--- START ---
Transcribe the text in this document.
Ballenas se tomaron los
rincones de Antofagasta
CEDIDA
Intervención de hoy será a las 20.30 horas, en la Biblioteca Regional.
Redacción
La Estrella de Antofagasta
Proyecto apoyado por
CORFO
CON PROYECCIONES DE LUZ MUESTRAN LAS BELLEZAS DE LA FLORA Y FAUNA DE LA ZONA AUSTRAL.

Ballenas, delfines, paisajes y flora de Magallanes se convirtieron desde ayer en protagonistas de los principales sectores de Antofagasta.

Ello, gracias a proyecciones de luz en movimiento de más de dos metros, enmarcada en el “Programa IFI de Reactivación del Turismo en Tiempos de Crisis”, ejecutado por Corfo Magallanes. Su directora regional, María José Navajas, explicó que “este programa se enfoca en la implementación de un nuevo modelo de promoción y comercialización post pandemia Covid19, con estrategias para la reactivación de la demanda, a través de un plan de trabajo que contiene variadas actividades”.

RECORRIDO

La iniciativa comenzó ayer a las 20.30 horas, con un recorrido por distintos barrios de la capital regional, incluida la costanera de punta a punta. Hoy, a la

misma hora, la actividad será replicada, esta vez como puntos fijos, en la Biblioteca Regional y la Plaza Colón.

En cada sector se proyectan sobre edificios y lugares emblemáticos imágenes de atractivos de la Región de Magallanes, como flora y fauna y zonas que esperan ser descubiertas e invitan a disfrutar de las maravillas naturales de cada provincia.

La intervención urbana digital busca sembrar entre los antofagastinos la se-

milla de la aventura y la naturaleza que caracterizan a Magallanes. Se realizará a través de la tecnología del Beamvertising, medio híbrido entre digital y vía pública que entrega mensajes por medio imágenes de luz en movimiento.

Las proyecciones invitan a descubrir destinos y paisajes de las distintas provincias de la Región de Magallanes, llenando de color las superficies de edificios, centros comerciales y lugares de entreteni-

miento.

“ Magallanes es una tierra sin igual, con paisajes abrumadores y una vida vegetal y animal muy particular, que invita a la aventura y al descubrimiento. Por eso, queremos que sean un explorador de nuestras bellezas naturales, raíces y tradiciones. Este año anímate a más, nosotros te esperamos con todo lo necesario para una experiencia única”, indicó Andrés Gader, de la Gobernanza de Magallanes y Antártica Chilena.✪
--- END ---
* **Work required**: Reproduce the preceding records exactly and completely.

* **Answer space**:
Transcribe the text in this document.
Ballenas se tomaron los
rincones de Antofagasta
CEDIDA
Intervención de hoy será a las 20.30 horas, en la Biblioteca Regional.
Redacción
La Estrella de Antofagasta
Proyecto apoyado por
CORFO
CON PROYECCIONES DE LUZ MUESTRAN LAS BELLEZAS DE LA FLORA Y FAUNA DE LA ZONA AUSTRAL.

Ballenas, delfines, paisajes y flora de Magallanes se convirtieron desde ayer en protagonistas de los principales sectores de Antofagasta.

Ello, gracias a proyecciones de luz en movimiento de más de dos metros, enmarcada en el “Programa IFI de Reactivación del Turismo en Tiempos de Crisis”, ejecutado por Corfo Magallanes. Su directora regional, María José Navajas, explicó que “este programa se enfoca en la implementación de un nuevo modelo de promoción y comercialización post pandemia Covid19, con estrategias para la reactivación de la demanda, a través de un plan de trabajo que contiene variadas actividades”.

RECORRIDO

La iniciativa comenzó ayer a las 20.30 horas, con un recorrido por distintos barrios de la capital regional, incluida la costanera de punta a punta. Hoy, a la

misma hora, la actividad será replicada, esta vez como puntos fijos, en la Biblioteca Regional y la Plaza Colón.

En cada sector se proyectan sobre edificios y lugares emblemáticos imágenes de atractivos de la Región de Magallanes, como flora y fauna y zonas que esperan ser descubiertas e invitan a disfrutar de las maravillas naturales de cada provincia.

La intervención urbana digital busca sembrar entre los antofagastinos la se-

milla de la aventura y la naturaleza que caracterizan a Magallanes. Se realizará a través de la tecnología del Beamvertising, medio híbrido entre digital y vía pública que entrega mensajes por medio imágenes de luz en movimiento.

Las proyecciones invitan a descubrir destinos y paisajes de las distintas provincias de la Región de Magallanes, llenando de color las superficies de edificios, centros comerciales y lugares de entreteni-

miento.

“ Magallanes es una tierra sin igual, con paisajes abrumadores y una vida vegetal y animal muy particular, que invita a la aventura y al descubrimiento. Por eso, queremos que sean un explorador de nuestras bellezas naturales, raíces y tradiciones. Este año anímate a más, nosotros te esperamos con todo lo necesario para una experiencia única”, indicó Andrés Gader, de la Gobernanza de Magallanes y Antártica Chilena.✪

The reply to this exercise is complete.